Stated exercise — Make an exact copy of all the entries, but do not reproduce the pictures.

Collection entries
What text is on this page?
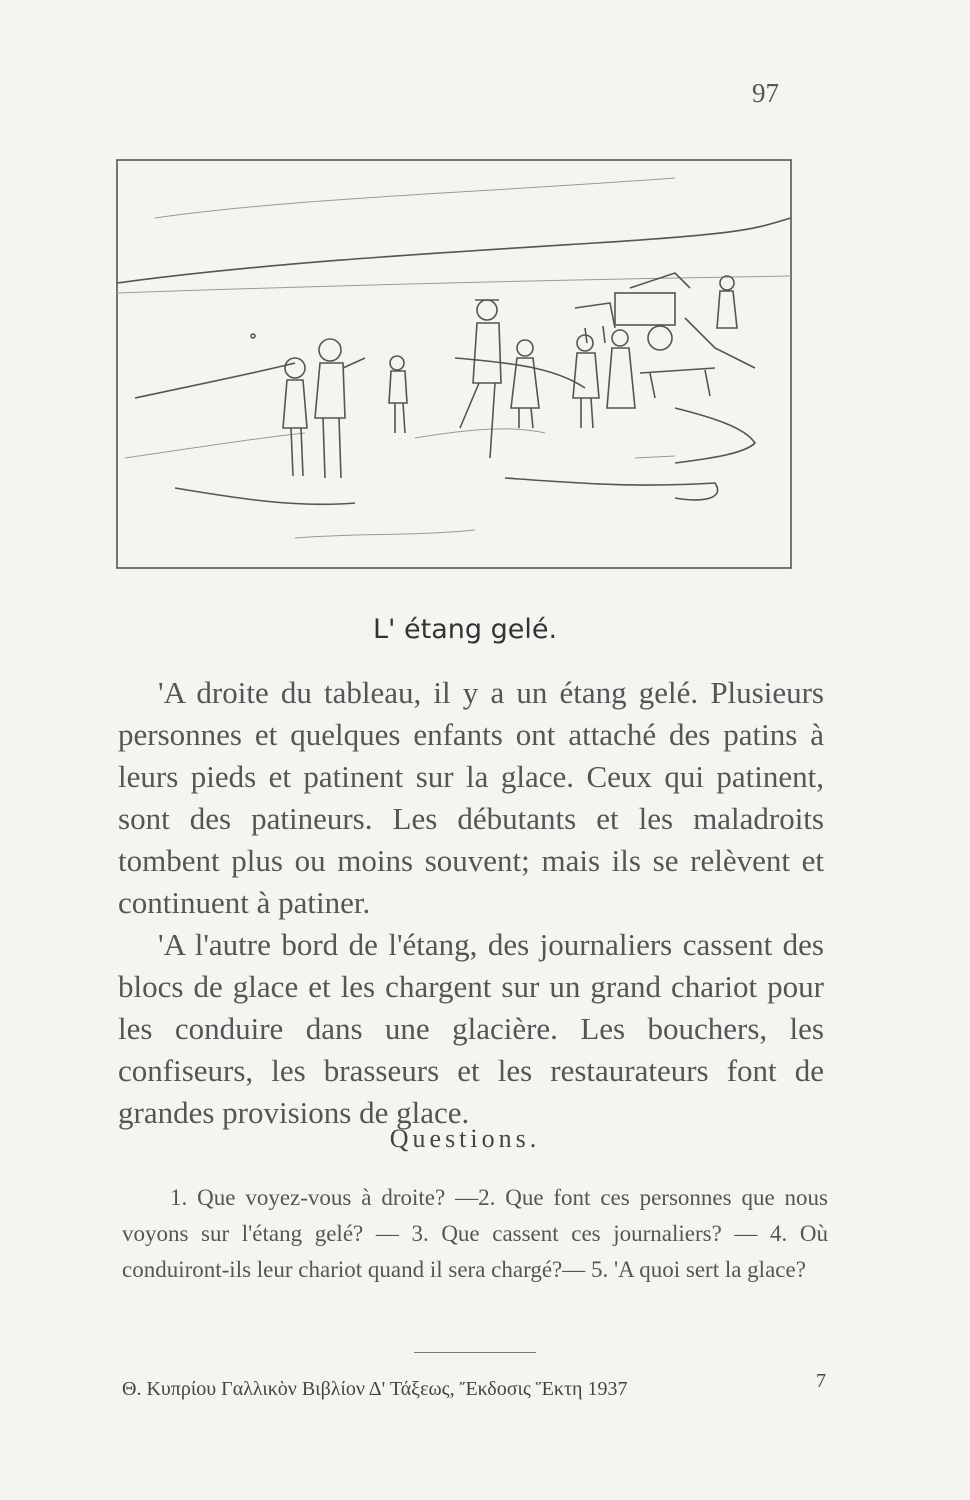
97
L' étang gelé.

'A droite du tableau, il y a un étang gelé. Plusieurs personnes et quelques enfants ont attaché des patins à leurs pieds et patinent sur la glace. Ceux qui patinent, sont des patineurs. Les débutants et les maladroits tombent plus ou moins souvent; mais ils se relèvent et continuent à patiner.

'A l'autre bord de l'étang, des journaliers cassent des blocs de glace et les chargent sur un grand chariot pour les conduire dans une glacière. Les bouchers, les confiseurs, les brasseurs et les restaurateurs font de grandes provisions de glace.

Questions.

1. Que voyez-vous à droite? —2. Que font ces personnes que nous voyons sur l'étang gelé? — 3. Que cassent ces journaliers? — 4. Où conduiront-ils leur chariot quand il sera chargé?— 5. 'A quoi sert la glace?

Θ. Κυπρίου Γαλλικὸν Βιβλίον Δ' Τάξεως, Ἔκδοσις Ἕκτη 1937	7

Expected output —
What text is on this page?
97
L' étang gelé.

'A droite du tableau, il y a un étang gelé. Plusieurs personnes et quelques enfants ont attaché des patins à leurs pieds et patinent sur la glace. Ceux qui patinent, sont des patineurs. Les débutants et les maladroits tombent plus ou moins souvent; mais ils se relèvent et continuent à patiner.

'A l'autre bord de l'étang, des journaliers cassent des blocs de glace et les chargent sur un grand chariot pour les conduire dans une glacière. Les bouchers, les confiseurs, les brasseurs et les restaurateurs font de grandes provisions de glace.

Questions.

1. Que voyez-vous à droite? —2. Que font ces personnes que nous voyons sur l'étang gelé? — 3. Que cassent ces journaliers? — 4. Où conduiront-ils leur chariot quand il sera chargé?— 5. 'A quoi sert la glace?

Θ. Κυπρίου Γαλλικὸν Βιβλίον Δ' Τάξεως, Ἔκδοσις Ἕκτη 1937	7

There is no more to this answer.